(Data items)

++++++++++++++++++++

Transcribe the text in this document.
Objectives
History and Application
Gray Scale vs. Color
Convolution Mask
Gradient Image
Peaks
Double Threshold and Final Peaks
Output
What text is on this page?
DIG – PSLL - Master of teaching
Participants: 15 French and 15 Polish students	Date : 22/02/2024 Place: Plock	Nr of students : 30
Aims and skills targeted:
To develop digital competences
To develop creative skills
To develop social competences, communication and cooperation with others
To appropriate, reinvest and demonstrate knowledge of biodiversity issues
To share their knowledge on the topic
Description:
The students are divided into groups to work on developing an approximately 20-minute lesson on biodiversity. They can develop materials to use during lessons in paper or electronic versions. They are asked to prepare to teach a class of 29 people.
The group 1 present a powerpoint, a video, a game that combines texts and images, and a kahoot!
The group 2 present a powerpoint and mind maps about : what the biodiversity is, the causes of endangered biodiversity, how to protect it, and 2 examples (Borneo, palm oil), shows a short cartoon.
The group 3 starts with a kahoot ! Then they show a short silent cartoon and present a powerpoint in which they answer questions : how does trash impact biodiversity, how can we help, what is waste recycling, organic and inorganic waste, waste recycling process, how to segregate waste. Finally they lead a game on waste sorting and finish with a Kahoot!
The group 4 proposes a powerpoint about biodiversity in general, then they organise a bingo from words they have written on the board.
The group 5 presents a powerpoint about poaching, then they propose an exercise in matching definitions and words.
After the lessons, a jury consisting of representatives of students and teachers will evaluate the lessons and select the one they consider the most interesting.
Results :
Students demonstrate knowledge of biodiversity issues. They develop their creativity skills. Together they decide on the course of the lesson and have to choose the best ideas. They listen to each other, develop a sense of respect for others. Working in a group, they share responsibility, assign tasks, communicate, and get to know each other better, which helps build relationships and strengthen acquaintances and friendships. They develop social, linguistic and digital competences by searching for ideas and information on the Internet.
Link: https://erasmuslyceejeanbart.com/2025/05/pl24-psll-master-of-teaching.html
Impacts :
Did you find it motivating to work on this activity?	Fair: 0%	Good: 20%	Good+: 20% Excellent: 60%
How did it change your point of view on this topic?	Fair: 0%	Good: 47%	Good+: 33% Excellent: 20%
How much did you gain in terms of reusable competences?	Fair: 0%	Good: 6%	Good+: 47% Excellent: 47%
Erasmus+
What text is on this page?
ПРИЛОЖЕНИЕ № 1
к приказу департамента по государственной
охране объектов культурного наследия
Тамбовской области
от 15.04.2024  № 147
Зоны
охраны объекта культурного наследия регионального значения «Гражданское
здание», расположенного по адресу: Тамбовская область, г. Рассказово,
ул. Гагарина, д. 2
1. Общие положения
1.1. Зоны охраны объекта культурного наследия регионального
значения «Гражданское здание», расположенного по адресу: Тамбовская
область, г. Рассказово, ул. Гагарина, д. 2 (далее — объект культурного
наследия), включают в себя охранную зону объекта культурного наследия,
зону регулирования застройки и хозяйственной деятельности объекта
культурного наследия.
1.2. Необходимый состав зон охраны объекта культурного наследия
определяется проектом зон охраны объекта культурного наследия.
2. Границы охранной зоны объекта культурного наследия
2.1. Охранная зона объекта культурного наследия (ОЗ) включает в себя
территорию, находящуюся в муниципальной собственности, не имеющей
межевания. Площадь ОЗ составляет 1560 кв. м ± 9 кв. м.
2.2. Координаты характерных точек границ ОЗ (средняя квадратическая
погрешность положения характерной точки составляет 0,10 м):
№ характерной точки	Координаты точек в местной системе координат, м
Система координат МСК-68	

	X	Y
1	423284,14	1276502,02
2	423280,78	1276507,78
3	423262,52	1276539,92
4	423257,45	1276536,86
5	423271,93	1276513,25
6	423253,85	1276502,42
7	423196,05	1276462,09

++++++++++++++++++++

*What you have to do*. Repeat the listing in full, keeping every line exactly as it is.

*Written solution*.
Transcribe the text in this document.
Objectives
History and Application
Gray Scale vs. Color
Convolution Mask
Gradient Image
Peaks
Double Threshold and Final Peaks
Output
What text is on this page?
DIG – PSLL - Master of teaching
Participants: 15 French and 15 Polish students	Date : 22/02/2024 Place: Plock	Nr of students : 30
Aims and skills targeted:
To develop digital competences
To develop creative skills
To develop social competences, communication and cooperation with others
To appropriate, reinvest and demonstrate knowledge of biodiversity issues
To share their knowledge on the topic
Description:
The students are divided into groups to work on developing an approximately 20-minute lesson on biodiversity. They can develop materials to use during lessons in paper or electronic versions. They are asked to prepare to teach a class of 29 people.
The group 1 present a powerpoint, a video, a game that combines texts and images, and a kahoot!
The group 2 present a powerpoint and mind maps about : what the biodiversity is, the causes of endangered biodiversity, how to protect it, and 2 examples (Borneo, palm oil), shows a short cartoon.
The group 3 starts with a kahoot ! Then they show a short silent cartoon and present a powerpoint in which they answer questions : how does trash impact biodiversity, how can we help, what is waste recycling, organic and inorganic waste, waste recycling process, how to segregate waste. Finally they lead a game on waste sorting and finish with a Kahoot!
The group 4 proposes a powerpoint about biodiversity in general, then they organise a bingo from words they have written on the board.
The group 5 presents a powerpoint about poaching, then they propose an exercise in matching definitions and words.
After the lessons, a jury consisting of representatives of students and teachers will evaluate the lessons and select the one they consider the most interesting.
Results :
Students demonstrate knowledge of biodiversity issues. They develop their creativity skills. Together they decide on the course of the lesson and have to choose the best ideas. They listen to each other, develop a sense of respect for others. Working in a group, they share responsibility, assign tasks, communicate, and get to know each other better, which helps build relationships and strengthen acquaintances and friendships. They develop social, linguistic and digital competences by searching for ideas and information on the Internet.
Link: https://erasmuslyceejeanbart.com/2025/05/pl24-psll-master-of-teaching.html
Impacts :
Did you find it motivating to work on this activity?	Fair: 0%	Good: 20%	Good+: 20% Excellent: 60%
How did it change your point of view on this topic?	Fair: 0%	Good: 47%	Good+: 33% Excellent: 20%
How much did you gain in terms of reusable competences?	Fair: 0%	Good: 6%	Good+: 47% Excellent: 47%
Erasmus+
What text is on this page?
ПРИЛОЖЕНИЕ № 1
к приказу департамента по государственной
охране объектов культурного наследия
Тамбовской области
от 15.04.2024  № 147
Зоны
охраны объекта культурного наследия регионального значения «Гражданское
здание», расположенного по адресу: Тамбовская область, г. Рассказово,
ул. Гагарина, д. 2
1. Общие положения
1.1. Зоны охраны объекта культурного наследия регионального
значения «Гражданское здание», расположенного по адресу: Тамбовская
область, г. Рассказово, ул. Гагарина, д. 2 (далее — объект культурного
наследия), включают в себя охранную зону объекта культурного наследия,
зону регулирования застройки и хозяйственной деятельности объекта
культурного наследия.
1.2. Необходимый состав зон охраны объекта культурного наследия
определяется проектом зон охраны объекта культурного наследия.
2. Границы охранной зоны объекта культурного наследия
2.1. Охранная зона объекта культурного наследия (ОЗ) включает в себя
территорию, находящуюся в муниципальной собственности, не имеющей
межевания. Площадь ОЗ составляет 1560 кв. м ± 9 кв. м.
2.2. Координаты характерных точек границ ОЗ (средняя квадратическая
погрешность положения характерной точки составляет 0,10 м):
№ характерной точки	Координаты точек в местной системе координат, м
Система координат МСК-68	

	X	Y
1	423284,14	1276502,02
2	423280,78	1276507,78
3	423262,52	1276539,92
4	423257,45	1276536,86
5	423271,93	1276513,25
6	423253,85	1276502,42
7	423196,05	1276462,09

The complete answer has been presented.